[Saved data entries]
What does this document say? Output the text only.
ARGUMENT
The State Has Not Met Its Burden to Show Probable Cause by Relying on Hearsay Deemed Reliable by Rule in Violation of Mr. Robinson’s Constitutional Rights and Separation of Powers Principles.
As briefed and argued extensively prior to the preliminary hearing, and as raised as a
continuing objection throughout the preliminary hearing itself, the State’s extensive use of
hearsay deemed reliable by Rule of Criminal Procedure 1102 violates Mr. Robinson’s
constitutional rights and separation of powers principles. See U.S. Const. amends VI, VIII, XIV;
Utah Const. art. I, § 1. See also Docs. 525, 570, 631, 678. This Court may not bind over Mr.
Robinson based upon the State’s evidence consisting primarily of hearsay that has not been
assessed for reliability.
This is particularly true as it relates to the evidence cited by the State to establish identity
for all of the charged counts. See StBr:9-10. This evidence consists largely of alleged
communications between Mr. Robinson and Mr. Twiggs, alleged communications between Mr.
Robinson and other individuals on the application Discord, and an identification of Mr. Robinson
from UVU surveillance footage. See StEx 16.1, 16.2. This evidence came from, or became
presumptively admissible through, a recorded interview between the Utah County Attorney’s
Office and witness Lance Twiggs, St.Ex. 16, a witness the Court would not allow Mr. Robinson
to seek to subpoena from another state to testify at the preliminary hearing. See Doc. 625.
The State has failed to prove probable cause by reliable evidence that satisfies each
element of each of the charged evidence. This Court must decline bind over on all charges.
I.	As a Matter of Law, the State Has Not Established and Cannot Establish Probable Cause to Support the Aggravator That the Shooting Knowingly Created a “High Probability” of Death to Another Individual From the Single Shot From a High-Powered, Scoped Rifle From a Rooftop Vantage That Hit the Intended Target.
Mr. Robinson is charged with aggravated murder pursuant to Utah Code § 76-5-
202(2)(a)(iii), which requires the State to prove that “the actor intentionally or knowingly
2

DESCRIPTION OF THE TASK –
Pull out all lines containing the word "Twiggs" from the entries above.

COMPLETE OUTPUT –
communications between Mr. Robinson and Mr. Twiggs, alleged communications between Mr.
Office and witness Lance Twiggs, St.Ex. 16, a witness the Court would not allow Mr. Robinson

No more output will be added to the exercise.